Goal of the exercise
How many lines of the records below contain the word "hours"? Answer with the number alone.

-- Start of Supplied records --

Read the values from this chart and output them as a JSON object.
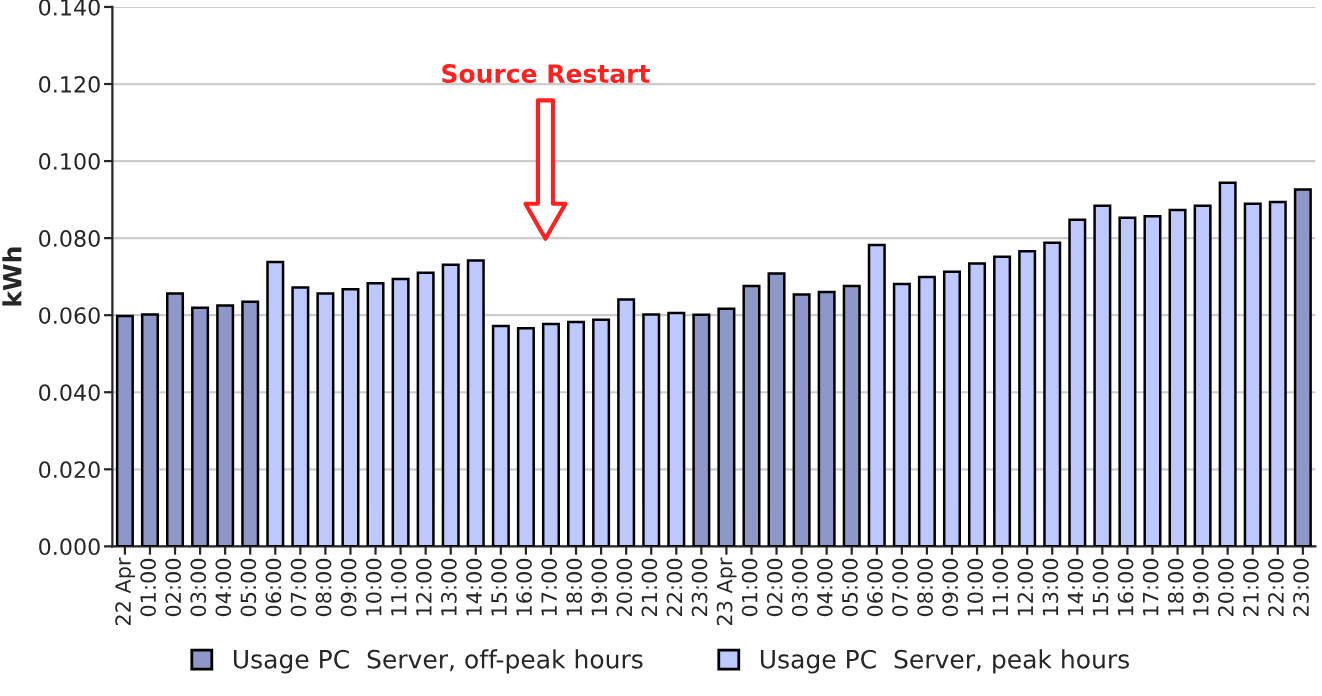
{
  "chart_data": {
    "type": "bar",
    "ylabel": "kWh",
    "categories": [
      "22 Apr",
      "01:00",
      "02:00",
      "03:00",
      "04:00",
      "05:00",
      "06:00",
      "07:00",
      "08:00",
      "09:00",
      "10:00",
      "11:00",
      "12:00",
      "13:00",
      "14:00",
      "15:00",
      "16:00",
      "17:00",
      "18:00",
      "19:00",
      "20:00",
      "21:00",
      "22:00",
      "23:00",
      "23 Apr",
      "01:00",
      "02:00",
      "03:00",
      "04:00",
      "05:00",
      "06:00",
      "07:00",
      "08:00",
      "09:00",
      "10:00",
      "11:00",
      "12:00",
      "13:00",
      "14:00",
      "15:00",
      "16:00",
      "17:00",
      "18:00",
      "19:00",
      "20:00",
      "21:00",
      "22:00",
      "23:00"
    ],
    "series": [
      {
        "name": "Usage PC  Server, off-peak hours",
        "color": "#8e98c8",
        "values": [
          0.0598,
          0.0602,
          0.0656,
          0.0619,
          0.0625,
          0.0635,
          null,
          null,
          null,
          null,
          null,
          null,
          null,
          null,
          null,
          null,
          null,
          null,
          null,
          null,
          null,
          null,
          null,
          0.0601,
          0.0617,
          0.0676,
          0.0708,
          0.0654,
          0.066,
          0.0676,
          null,
          null,
          null,
          null,
          null,
          null,
          null,
          null,
          null,
          null,
          null,
          null,
          null,
          null,
          null,
          null,
          null,
          0.0926
        ]
      },
      {
        "name": "Usage PC  Server, peak hours",
        "color": "#bdc8ff",
        "values": [
          null,
          null,
          null,
          null,
          null,
          null,
          0.0738,
          0.0672,
          0.0656,
          0.0667,
          0.0683,
          0.0694,
          0.071,
          0.0731,
          0.0742,
          0.0572,
          0.0566,
          0.0577,
          0.0582,
          0.0588,
          0.0641,
          0.0602,
          0.0606,
          null,
          null,
          null,
          null,
          null,
          null,
          null,
          0.0782,
          0.0681,
          0.0699,
          0.0713,
          0.0734,
          0.0752,
          0.0766,
          0.0788,
          0.0848,
          0.0884,
          0.0853,
          0.0857,
          0.0873,
          0.0884,
          0.0944,
          0.0889,
          0.0894,
          null
        ]
      }
    ],
    "ylim": [
      0,
      0.14
    ],
    "yticks": [
      {
        "value": 0,
        "label": "0.000"
      },
      {
        "value": 0.02,
        "label": "0.020"
      },
      {
        "value": 0.04,
        "label": "0.040"
      },
      {
        "value": 0.06,
        "label": "0.060"
      },
      {
        "value": 0.08,
        "label": "0.080"
      },
      {
        "value": 0.1,
        "label": "0.100"
      },
      {
        "value": 0.12,
        "label": "0.120"
      },
      {
        "value": 0.14,
        "label": "0.140"
      }
    ],
    "grid": "y",
    "legend": "bottom",
    "annotations": [
      "Source Restart"
    ]
  }
}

-- End of Supplied records --

Result
2